--- Begin EXTRACTED MATERIAL ---

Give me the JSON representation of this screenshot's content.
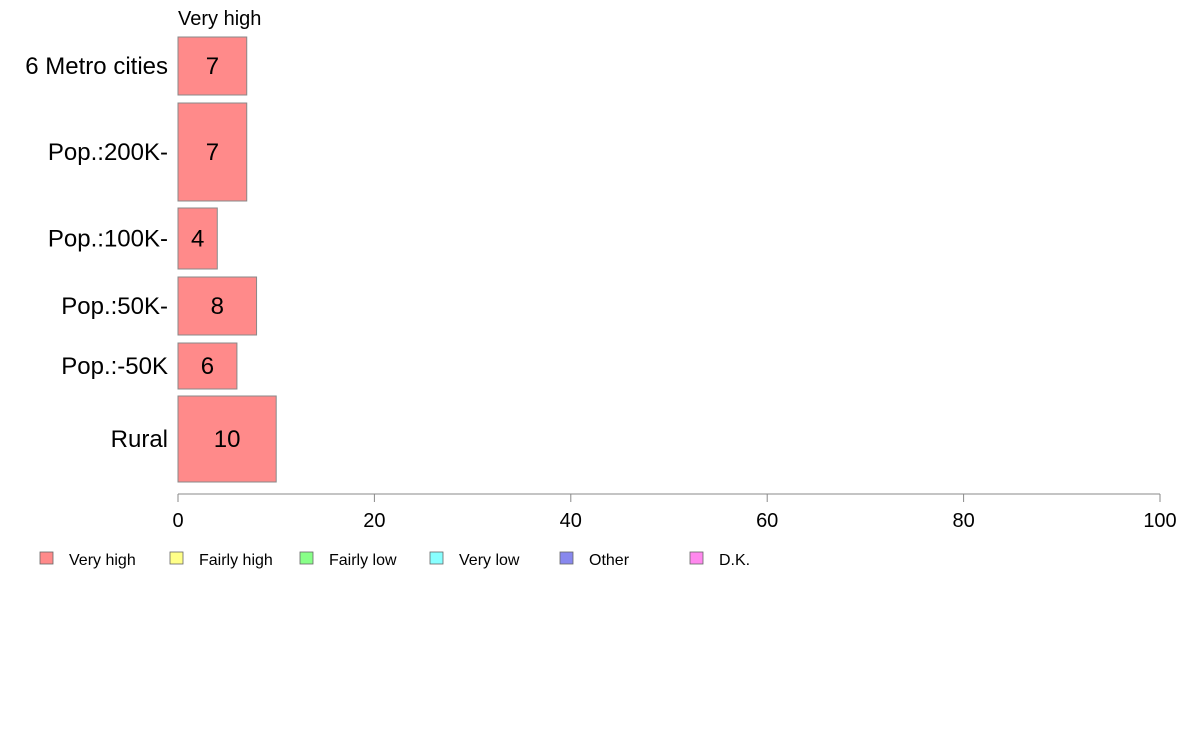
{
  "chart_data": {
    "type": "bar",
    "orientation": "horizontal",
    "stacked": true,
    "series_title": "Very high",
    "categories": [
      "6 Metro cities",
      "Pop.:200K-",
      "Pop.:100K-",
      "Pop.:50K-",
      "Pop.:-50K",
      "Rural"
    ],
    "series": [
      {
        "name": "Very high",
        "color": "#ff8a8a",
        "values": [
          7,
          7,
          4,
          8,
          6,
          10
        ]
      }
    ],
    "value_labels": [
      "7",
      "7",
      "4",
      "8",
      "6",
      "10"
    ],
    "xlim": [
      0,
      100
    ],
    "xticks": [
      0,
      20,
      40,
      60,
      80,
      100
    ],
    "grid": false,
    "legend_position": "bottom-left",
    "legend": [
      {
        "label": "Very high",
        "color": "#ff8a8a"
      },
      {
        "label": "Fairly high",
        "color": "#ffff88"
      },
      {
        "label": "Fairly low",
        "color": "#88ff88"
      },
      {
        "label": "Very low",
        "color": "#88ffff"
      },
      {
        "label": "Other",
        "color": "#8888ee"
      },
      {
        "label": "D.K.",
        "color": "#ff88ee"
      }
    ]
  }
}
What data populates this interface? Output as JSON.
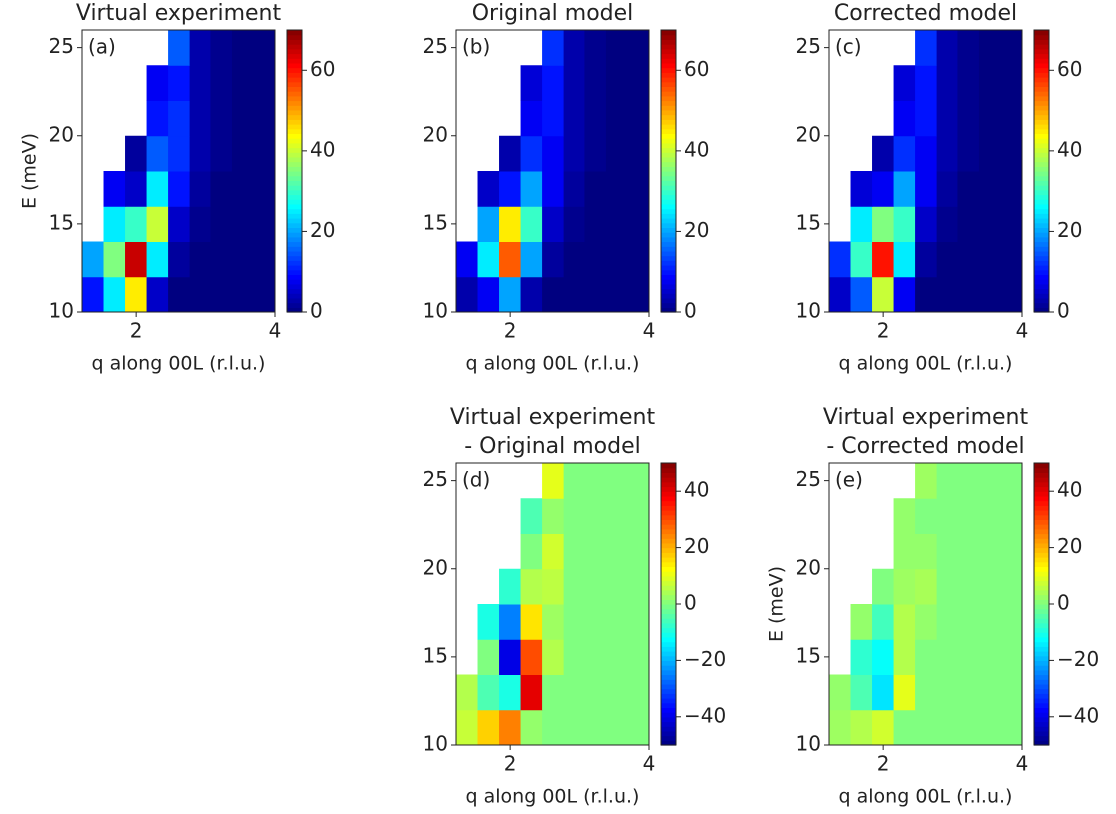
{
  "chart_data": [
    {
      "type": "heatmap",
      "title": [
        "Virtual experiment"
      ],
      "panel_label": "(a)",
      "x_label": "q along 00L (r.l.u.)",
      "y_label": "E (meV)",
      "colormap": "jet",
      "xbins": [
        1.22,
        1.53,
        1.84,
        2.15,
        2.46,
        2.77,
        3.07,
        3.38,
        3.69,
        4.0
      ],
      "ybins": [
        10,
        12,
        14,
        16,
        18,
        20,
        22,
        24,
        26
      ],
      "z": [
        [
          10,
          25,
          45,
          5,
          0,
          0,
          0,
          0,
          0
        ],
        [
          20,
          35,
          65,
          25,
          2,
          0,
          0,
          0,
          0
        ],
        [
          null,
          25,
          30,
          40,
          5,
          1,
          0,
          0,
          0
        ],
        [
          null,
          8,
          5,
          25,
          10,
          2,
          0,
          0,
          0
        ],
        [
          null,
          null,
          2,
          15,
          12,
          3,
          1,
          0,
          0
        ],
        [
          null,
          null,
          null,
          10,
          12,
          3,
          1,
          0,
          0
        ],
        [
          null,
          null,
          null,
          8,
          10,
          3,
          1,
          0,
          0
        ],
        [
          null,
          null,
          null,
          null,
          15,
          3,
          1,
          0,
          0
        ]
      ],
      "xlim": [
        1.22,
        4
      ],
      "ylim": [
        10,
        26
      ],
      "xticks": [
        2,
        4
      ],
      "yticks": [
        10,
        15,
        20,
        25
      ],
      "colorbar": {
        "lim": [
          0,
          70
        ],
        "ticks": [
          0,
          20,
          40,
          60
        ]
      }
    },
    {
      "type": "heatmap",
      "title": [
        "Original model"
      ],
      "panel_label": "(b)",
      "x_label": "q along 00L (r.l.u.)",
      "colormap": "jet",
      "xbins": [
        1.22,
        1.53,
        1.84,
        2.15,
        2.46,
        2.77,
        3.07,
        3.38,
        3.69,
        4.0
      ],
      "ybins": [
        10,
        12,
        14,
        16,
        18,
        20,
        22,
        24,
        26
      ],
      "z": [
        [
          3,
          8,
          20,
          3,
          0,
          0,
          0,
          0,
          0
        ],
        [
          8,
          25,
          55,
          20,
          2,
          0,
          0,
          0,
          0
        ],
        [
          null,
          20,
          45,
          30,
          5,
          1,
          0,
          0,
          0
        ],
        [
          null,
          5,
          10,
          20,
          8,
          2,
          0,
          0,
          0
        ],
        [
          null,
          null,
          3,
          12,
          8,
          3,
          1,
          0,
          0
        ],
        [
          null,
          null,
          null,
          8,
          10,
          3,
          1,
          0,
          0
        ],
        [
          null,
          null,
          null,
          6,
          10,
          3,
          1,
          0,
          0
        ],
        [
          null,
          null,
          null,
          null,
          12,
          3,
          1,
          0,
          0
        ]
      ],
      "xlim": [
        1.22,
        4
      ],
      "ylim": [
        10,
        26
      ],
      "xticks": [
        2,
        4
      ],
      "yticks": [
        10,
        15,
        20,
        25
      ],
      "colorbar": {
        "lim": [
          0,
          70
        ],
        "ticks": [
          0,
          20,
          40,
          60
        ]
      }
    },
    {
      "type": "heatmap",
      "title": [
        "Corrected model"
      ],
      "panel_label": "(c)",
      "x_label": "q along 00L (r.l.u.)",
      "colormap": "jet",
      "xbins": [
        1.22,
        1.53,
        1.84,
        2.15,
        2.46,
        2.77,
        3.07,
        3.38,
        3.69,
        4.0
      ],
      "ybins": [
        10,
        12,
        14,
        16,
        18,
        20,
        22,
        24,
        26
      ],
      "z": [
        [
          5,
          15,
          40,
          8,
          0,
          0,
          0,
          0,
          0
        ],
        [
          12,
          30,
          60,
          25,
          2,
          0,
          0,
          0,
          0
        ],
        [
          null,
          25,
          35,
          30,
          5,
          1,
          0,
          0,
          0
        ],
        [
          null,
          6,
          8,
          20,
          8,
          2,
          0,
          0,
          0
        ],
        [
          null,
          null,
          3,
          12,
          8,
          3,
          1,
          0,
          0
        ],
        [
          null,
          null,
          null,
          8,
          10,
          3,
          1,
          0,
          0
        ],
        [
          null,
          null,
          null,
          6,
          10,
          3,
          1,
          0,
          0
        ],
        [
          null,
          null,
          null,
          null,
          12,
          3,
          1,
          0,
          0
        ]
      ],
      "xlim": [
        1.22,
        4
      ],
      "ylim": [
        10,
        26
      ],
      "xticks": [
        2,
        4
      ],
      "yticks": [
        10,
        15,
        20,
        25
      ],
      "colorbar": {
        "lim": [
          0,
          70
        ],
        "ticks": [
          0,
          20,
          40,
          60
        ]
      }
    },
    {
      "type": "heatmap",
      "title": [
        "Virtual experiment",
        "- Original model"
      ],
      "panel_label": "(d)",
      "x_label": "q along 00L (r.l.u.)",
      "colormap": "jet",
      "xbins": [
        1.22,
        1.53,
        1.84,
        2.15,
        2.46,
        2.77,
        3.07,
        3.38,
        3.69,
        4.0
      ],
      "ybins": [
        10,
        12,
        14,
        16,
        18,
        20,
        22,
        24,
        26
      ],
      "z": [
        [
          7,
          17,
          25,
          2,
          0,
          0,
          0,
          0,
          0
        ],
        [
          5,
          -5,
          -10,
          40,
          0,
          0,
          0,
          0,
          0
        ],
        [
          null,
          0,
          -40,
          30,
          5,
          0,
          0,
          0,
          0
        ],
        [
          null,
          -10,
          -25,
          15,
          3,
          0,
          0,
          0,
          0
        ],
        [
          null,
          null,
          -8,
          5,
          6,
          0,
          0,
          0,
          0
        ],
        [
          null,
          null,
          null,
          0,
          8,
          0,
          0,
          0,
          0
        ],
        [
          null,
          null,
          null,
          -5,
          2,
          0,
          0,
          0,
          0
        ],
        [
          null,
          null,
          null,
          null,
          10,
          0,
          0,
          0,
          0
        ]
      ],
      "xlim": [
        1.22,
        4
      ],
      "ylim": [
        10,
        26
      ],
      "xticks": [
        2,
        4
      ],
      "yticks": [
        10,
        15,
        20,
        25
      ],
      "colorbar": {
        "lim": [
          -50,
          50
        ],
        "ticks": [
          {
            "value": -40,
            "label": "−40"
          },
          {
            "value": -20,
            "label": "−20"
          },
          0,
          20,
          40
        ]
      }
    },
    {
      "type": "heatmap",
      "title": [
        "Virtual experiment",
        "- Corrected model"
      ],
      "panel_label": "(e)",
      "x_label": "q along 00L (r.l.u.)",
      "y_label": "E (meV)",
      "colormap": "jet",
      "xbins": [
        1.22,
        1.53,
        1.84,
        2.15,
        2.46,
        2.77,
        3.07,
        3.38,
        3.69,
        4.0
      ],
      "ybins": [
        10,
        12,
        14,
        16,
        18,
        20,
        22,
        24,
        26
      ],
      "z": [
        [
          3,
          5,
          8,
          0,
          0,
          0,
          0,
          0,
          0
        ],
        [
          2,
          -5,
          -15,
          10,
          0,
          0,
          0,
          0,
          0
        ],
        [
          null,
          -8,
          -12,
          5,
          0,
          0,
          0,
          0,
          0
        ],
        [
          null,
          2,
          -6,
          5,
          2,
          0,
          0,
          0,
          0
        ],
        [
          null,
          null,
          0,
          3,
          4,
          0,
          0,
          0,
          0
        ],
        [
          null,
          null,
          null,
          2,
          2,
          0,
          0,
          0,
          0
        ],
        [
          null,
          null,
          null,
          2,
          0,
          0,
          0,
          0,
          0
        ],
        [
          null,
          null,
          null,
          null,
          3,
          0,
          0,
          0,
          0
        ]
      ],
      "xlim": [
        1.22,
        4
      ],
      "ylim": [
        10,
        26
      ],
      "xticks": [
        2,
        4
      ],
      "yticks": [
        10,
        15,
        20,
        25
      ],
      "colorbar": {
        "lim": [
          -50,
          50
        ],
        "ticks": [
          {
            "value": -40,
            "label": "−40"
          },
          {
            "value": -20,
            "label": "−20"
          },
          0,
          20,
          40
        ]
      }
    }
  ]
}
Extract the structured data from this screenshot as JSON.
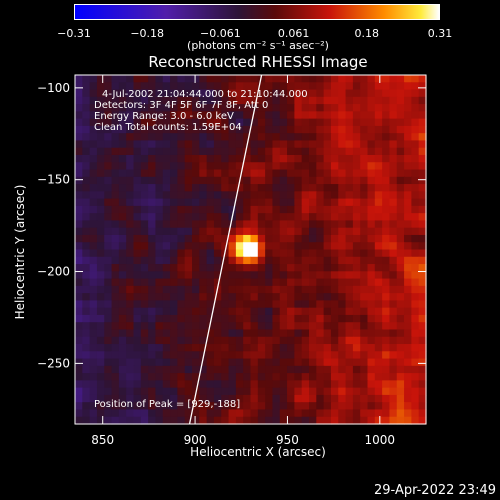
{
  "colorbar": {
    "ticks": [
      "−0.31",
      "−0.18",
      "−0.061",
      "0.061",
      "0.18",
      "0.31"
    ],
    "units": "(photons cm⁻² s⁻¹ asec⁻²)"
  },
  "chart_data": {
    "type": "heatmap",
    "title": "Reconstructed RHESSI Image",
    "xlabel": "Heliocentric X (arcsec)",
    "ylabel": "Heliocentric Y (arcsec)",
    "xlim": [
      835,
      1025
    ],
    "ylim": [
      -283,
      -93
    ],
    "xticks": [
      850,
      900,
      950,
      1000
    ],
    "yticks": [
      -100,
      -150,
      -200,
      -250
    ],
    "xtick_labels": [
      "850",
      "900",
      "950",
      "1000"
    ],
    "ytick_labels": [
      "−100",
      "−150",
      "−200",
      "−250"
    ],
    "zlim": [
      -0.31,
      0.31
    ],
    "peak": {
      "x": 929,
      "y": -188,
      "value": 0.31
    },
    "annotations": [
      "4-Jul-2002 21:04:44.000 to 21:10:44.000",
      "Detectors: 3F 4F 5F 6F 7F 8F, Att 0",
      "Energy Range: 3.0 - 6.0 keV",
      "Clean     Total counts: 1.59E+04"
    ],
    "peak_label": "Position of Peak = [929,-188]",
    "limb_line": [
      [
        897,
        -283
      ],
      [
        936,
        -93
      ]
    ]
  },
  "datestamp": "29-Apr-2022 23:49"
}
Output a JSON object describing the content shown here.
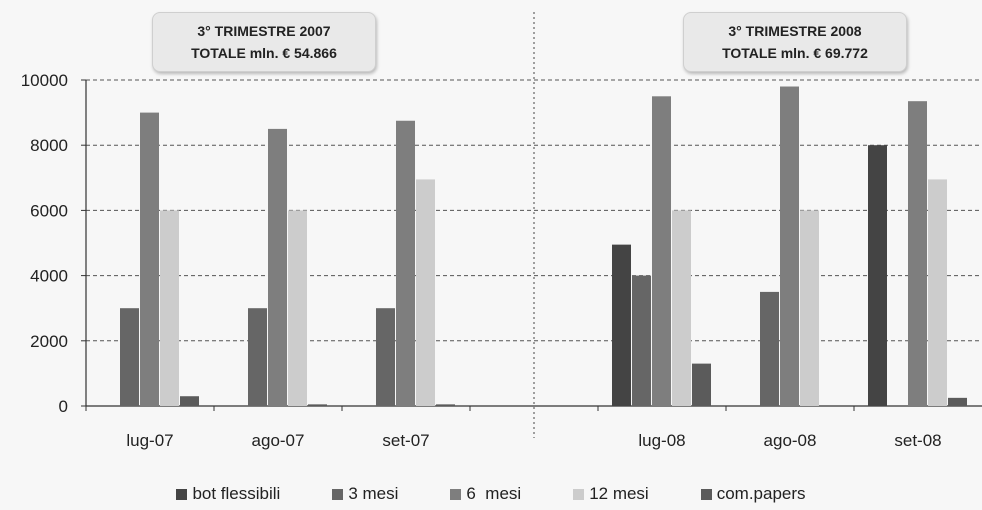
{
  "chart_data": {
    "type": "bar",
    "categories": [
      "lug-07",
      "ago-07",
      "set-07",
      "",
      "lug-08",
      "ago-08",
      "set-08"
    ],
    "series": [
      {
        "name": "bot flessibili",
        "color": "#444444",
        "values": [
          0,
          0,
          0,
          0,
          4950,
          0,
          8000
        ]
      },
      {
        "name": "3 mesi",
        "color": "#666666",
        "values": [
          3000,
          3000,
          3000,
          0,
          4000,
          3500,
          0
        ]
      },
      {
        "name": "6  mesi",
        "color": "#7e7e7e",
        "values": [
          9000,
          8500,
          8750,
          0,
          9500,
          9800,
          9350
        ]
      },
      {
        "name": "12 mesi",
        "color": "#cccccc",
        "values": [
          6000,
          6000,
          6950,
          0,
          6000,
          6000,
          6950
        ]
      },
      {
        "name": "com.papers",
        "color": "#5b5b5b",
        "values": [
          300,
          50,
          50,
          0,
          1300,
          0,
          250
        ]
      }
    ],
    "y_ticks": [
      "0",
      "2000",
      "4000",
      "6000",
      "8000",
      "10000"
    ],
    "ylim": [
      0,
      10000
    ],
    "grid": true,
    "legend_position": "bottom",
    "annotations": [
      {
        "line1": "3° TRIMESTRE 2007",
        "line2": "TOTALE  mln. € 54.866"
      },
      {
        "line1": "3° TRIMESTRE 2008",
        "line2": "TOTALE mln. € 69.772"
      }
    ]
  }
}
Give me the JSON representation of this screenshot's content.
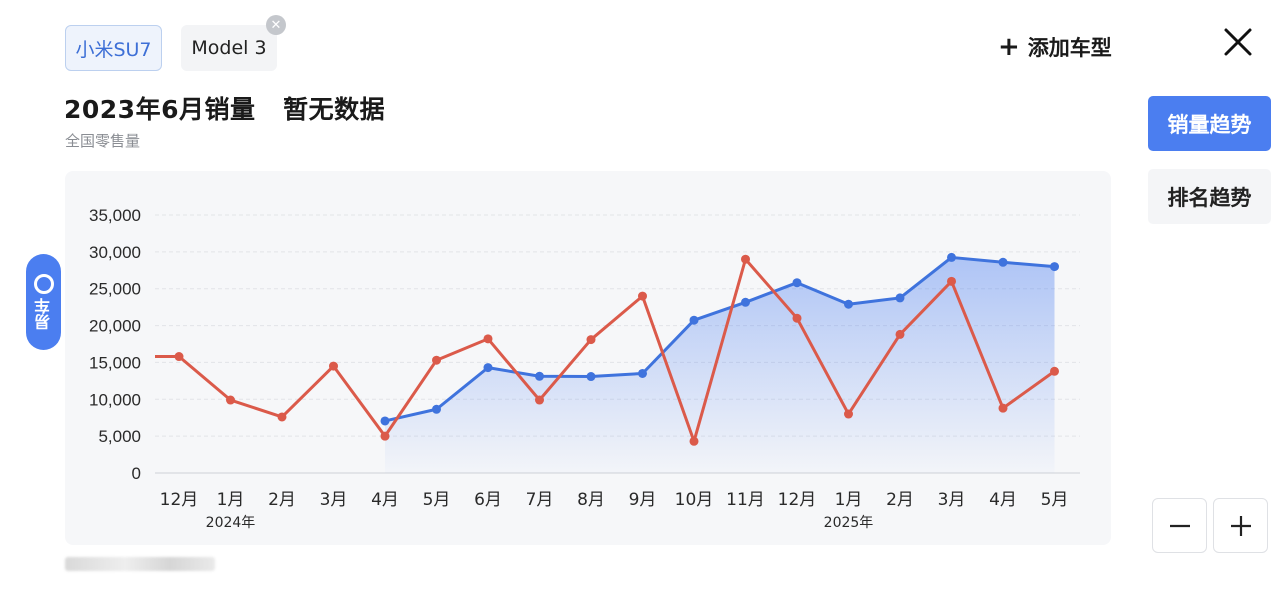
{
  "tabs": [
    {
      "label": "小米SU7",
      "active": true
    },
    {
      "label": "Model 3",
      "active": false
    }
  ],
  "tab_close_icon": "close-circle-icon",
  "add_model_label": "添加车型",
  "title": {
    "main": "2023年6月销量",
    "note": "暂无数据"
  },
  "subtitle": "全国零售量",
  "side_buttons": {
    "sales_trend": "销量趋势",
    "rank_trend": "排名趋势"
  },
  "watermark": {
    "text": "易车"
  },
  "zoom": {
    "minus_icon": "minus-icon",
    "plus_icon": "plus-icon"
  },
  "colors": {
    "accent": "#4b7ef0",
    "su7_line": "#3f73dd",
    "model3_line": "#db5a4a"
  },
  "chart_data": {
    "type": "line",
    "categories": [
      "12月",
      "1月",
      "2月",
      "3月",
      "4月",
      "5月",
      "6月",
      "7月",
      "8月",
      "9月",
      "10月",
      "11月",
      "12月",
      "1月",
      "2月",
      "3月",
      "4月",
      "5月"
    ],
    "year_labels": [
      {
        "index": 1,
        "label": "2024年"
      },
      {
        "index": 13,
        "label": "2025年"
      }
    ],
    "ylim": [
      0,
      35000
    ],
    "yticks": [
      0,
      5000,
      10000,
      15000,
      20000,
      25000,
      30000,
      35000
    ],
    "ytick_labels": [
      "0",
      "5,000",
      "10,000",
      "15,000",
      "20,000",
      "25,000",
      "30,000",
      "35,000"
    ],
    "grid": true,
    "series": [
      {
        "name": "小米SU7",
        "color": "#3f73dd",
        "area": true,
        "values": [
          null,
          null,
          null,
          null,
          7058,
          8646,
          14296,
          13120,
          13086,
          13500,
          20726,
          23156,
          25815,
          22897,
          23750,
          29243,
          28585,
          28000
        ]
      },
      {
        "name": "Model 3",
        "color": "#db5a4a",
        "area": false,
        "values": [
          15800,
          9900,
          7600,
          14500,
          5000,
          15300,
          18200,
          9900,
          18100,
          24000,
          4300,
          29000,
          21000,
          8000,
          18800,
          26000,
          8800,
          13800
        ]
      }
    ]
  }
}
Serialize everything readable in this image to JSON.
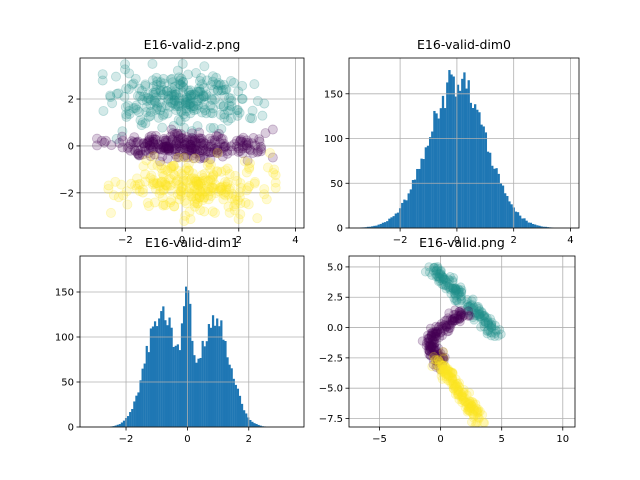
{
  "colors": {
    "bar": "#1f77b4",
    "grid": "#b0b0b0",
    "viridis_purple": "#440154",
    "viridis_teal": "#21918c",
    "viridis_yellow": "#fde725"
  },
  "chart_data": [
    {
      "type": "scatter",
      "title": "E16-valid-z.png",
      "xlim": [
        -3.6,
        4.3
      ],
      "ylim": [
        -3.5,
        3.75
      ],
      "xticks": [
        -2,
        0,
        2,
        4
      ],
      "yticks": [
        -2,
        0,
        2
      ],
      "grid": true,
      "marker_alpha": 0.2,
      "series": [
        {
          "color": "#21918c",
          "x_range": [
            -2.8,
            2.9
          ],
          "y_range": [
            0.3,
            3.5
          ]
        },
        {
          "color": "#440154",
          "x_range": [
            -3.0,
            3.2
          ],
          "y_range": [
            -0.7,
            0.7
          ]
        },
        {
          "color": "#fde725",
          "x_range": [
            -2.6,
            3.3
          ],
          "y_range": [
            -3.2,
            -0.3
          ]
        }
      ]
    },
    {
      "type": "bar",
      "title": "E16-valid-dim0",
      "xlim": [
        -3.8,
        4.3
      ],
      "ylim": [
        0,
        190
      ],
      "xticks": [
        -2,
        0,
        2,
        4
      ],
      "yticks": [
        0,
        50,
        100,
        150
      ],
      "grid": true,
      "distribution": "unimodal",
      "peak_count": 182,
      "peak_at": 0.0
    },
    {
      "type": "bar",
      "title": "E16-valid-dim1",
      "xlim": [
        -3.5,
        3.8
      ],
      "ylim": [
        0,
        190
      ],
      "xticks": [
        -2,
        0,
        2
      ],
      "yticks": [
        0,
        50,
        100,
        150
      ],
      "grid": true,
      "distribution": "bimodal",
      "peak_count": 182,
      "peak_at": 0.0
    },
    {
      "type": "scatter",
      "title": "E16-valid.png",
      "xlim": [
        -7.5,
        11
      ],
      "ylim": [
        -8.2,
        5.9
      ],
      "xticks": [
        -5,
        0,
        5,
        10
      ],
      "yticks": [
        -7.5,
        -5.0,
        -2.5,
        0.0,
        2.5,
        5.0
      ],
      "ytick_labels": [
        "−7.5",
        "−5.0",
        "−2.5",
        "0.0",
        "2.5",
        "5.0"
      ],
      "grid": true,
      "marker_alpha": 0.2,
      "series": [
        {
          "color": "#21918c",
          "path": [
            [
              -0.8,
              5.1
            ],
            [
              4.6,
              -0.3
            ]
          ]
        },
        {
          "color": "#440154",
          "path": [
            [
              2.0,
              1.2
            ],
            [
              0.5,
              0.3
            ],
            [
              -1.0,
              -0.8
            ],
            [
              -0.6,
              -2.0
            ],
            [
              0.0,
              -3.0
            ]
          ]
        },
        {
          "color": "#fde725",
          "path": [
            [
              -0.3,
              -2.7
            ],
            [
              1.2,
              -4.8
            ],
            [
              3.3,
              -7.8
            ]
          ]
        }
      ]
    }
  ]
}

--- End EXTRACTED MATERIAL ---

=== PROBLEM TO WORK ON ===
Find every line in the records that has the string "valid", then state how many there are and nothing else.

=== WRITTEN ANSWER ===
4